* BEGIN *
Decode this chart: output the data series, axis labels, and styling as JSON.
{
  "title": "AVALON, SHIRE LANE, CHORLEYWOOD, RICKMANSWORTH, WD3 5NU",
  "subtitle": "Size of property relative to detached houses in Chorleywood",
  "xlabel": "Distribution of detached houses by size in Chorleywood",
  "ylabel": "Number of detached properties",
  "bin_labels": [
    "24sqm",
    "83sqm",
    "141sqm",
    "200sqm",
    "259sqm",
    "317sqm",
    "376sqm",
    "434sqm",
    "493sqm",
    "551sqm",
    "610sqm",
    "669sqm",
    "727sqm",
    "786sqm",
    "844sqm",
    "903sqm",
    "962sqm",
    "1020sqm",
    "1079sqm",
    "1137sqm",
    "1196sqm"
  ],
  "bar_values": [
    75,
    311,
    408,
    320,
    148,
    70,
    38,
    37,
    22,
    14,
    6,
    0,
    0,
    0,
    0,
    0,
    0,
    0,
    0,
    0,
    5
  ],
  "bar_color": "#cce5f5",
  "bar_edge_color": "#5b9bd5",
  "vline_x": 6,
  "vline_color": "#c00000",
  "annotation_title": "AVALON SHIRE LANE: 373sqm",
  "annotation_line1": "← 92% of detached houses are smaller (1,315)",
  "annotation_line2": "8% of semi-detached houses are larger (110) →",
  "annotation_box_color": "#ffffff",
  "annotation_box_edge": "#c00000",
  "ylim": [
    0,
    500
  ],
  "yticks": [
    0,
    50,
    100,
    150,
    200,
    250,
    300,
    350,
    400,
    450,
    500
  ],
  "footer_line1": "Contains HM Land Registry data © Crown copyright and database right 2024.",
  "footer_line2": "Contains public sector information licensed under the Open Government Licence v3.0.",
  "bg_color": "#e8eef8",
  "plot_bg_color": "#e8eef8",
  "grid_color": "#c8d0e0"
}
* END *
## Task goal
Copy all of the data. Keep every word exactly as it is.

## Response to the task
Decode this chart: output the data series, axis labels, and styling as JSON.
{
  "title": "AVALON, SHIRE LANE, CHORLEYWOOD, RICKMANSWORTH, WD3 5NU",
  "subtitle": "Size of property relative to detached houses in Chorleywood",
  "xlabel": "Distribution of detached houses by size in Chorleywood",
  "ylabel": "Number of detached properties",
  "bin_labels": [
    "24sqm",
    "83sqm",
    "141sqm",
    "200sqm",
    "259sqm",
    "317sqm",
    "376sqm",
    "434sqm",
    "493sqm",
    "551sqm",
    "610sqm",
    "669sqm",
    "727sqm",
    "786sqm",
    "844sqm",
    "903sqm",
    "962sqm",
    "1020sqm",
    "1079sqm",
    "1137sqm",
    "1196sqm"
  ],
  "bar_values": [
    75,
    311,
    408,
    320,
    148,
    70,
    38,
    37,
    22,
    14,
    6,
    0,
    0,
    0,
    0,
    0,
    0,
    0,
    0,
    0,
    5
  ],
  "bar_color": "#cce5f5",
  "bar_edge_color": "#5b9bd5",
  "vline_x": 6,
  "vline_color": "#c00000",
  "annotation_title": "AVALON SHIRE LANE: 373sqm",
  "annotation_line1": "← 92% of detached houses are smaller (1,315)",
  "annotation_line2": "8% of semi-detached houses are larger (110) →",
  "annotation_box_color": "#ffffff",
  "annotation_box_edge": "#c00000",
  "ylim": [
    0,
    500
  ],
  "yticks": [
    0,
    50,
    100,
    150,
    200,
    250,
    300,
    350,
    400,
    450,
    500
  ],
  "footer_line1": "Contains HM Land Registry data © Crown copyright and database right 2024.",
  "footer_line2": "Contains public sector information licensed under the Open Government Licence v3.0.",
  "bg_color": "#e8eef8",
  "plot_bg_color": "#e8eef8",
  "grid_color": "#c8d0e0"
}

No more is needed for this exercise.